====== Exercise material

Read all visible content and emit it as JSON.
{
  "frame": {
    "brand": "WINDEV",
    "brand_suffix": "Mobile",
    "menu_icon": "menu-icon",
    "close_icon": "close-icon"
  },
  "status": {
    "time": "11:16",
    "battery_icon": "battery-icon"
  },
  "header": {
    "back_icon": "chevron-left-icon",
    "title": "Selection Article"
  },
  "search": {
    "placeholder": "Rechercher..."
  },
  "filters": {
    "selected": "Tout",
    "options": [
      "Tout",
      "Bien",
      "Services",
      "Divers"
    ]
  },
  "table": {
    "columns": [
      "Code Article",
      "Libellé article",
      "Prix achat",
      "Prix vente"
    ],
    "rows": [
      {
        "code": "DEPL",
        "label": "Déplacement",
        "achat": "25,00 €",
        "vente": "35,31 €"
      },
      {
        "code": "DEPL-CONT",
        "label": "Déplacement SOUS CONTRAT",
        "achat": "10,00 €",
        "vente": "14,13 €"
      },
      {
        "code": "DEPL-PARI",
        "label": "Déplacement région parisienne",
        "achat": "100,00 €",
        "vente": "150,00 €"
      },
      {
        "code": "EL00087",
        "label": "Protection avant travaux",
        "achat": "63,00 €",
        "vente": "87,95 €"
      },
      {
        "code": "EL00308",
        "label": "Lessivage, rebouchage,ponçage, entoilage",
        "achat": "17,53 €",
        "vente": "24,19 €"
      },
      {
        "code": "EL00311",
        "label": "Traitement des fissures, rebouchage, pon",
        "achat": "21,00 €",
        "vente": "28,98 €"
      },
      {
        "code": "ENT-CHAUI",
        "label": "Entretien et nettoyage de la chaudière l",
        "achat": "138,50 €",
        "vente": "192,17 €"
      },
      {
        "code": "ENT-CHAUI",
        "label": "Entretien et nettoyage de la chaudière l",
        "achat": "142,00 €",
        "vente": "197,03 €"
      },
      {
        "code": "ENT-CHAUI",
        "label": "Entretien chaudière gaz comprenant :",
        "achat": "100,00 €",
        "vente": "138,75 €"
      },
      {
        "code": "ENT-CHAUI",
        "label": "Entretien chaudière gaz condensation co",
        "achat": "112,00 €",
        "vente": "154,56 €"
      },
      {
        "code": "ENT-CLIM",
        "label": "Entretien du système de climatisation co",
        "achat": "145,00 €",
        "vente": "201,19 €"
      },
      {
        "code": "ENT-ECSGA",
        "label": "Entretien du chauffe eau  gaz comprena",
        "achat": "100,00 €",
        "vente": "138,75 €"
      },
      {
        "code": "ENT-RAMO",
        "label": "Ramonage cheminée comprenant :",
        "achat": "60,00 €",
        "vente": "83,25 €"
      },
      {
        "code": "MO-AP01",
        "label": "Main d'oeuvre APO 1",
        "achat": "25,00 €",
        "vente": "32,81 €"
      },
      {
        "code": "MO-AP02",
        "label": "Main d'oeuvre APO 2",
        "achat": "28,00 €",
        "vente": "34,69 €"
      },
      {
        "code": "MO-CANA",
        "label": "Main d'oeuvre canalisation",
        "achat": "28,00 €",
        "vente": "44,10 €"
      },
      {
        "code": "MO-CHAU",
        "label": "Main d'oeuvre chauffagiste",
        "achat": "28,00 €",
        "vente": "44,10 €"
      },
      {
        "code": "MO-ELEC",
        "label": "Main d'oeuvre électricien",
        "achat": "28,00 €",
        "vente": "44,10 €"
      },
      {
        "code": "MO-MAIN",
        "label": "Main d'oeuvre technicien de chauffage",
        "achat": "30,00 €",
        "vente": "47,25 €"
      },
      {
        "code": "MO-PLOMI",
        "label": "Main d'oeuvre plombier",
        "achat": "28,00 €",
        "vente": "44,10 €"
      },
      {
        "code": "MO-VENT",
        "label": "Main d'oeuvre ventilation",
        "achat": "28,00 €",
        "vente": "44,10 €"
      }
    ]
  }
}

============

# What is asked
Return every entry exactly as given.

# Exercise response
Read all visible content and emit it as JSON.
{
  "frame": {
    "brand": "WINDEV",
    "brand_suffix": "Mobile",
    "menu_icon": "menu-icon",
    "close_icon": "close-icon"
  },
  "status": {
    "time": "11:16",
    "battery_icon": "battery-icon"
  },
  "header": {
    "back_icon": "chevron-left-icon",
    "title": "Selection Article"
  },
  "search": {
    "placeholder": "Rechercher..."
  },
  "filters": {
    "selected": "Tout",
    "options": [
      "Tout",
      "Bien",
      "Services",
      "Divers"
    ]
  },
  "table": {
    "columns": [
      "Code Article",
      "Libellé article",
      "Prix achat",
      "Prix vente"
    ],
    "rows": [
      {
        "code": "DEPL",
        "label": "Déplacement",
        "achat": "25,00 €",
        "vente": "35,31 €"
      },
      {
        "code": "DEPL-CONT",
        "label": "Déplacement SOUS CONTRAT",
        "achat": "10,00 €",
        "vente": "14,13 €"
      },
      {
        "code": "DEPL-PARI",
        "label": "Déplacement région parisienne",
        "achat": "100,00 €",
        "vente": "150,00 €"
      },
      {
        "code": "EL00087",
        "label": "Protection avant travaux",
        "achat": "63,00 €",
        "vente": "87,95 €"
      },
      {
        "code": "EL00308",
        "label": "Lessivage, rebouchage,ponçage, entoilage",
        "achat": "17,53 €",
        "vente": "24,19 €"
      },
      {
        "code": "EL00311",
        "label": "Traitement des fissures, rebouchage, pon",
        "achat": "21,00 €",
        "vente": "28,98 €"
      },
      {
        "code": "ENT-CHAUI",
        "label": "Entretien et nettoyage de la chaudière l",
        "achat": "138,50 €",
        "vente": "192,17 €"
      },
      {
        "code": "ENT-CHAUI",
        "label": "Entretien et nettoyage de la chaudière l",
        "achat": "142,00 €",
        "vente": "197,03 €"
      },
      {
        "code": "ENT-CHAUI",
        "label": "Entretien chaudière gaz comprenant :",
        "achat": "100,00 €",
        "vente": "138,75 €"
      },
      {
        "code": "ENT-CHAUI",
        "label": "Entretien chaudière gaz condensation co",
        "achat": "112,00 €",
        "vente": "154,56 €"
      },
      {
        "code": "ENT-CLIM",
        "label": "Entretien du système de climatisation co",
        "achat": "145,00 €",
        "vente": "201,19 €"
      },
      {
        "code": "ENT-ECSGA",
        "label": "Entretien du chauffe eau  gaz comprena",
        "achat": "100,00 €",
        "vente": "138,75 €"
      },
      {
        "code": "ENT-RAMO",
        "label": "Ramonage cheminée comprenant :",
        "achat": "60,00 €",
        "vente": "83,25 €"
      },
      {
        "code": "MO-AP01",
        "label": "Main d'oeuvre APO 1",
        "achat": "25,00 €",
        "vente": "32,81 €"
      },
      {
        "code": "MO-AP02",
        "label": "Main d'oeuvre APO 2",
        "achat": "28,00 €",
        "vente": "34,69 €"
      },
      {
        "code": "MO-CANA",
        "label": "Main d'oeuvre canalisation",
        "achat": "28,00 €",
        "vente": "44,10 €"
      },
      {
        "code": "MO-CHAU",
        "label": "Main d'oeuvre chauffagiste",
        "achat": "28,00 €",
        "vente": "44,10 €"
      },
      {
        "code": "MO-ELEC",
        "label": "Main d'oeuvre électricien",
        "achat": "28,00 €",
        "vente": "44,10 €"
      },
      {
        "code": "MO-MAIN",
        "label": "Main d'oeuvre technicien de chauffage",
        "achat": "30,00 €",
        "vente": "47,25 €"
      },
      {
        "code": "MO-PLOMI",
        "label": "Main d'oeuvre plombier",
        "achat": "28,00 €",
        "vente": "44,10 €"
      },
      {
        "code": "MO-VENT",
        "label": "Main d'oeuvre ventilation",
        "achat": "28,00 €",
        "vente": "44,10 €"
      }
    ]
  }
}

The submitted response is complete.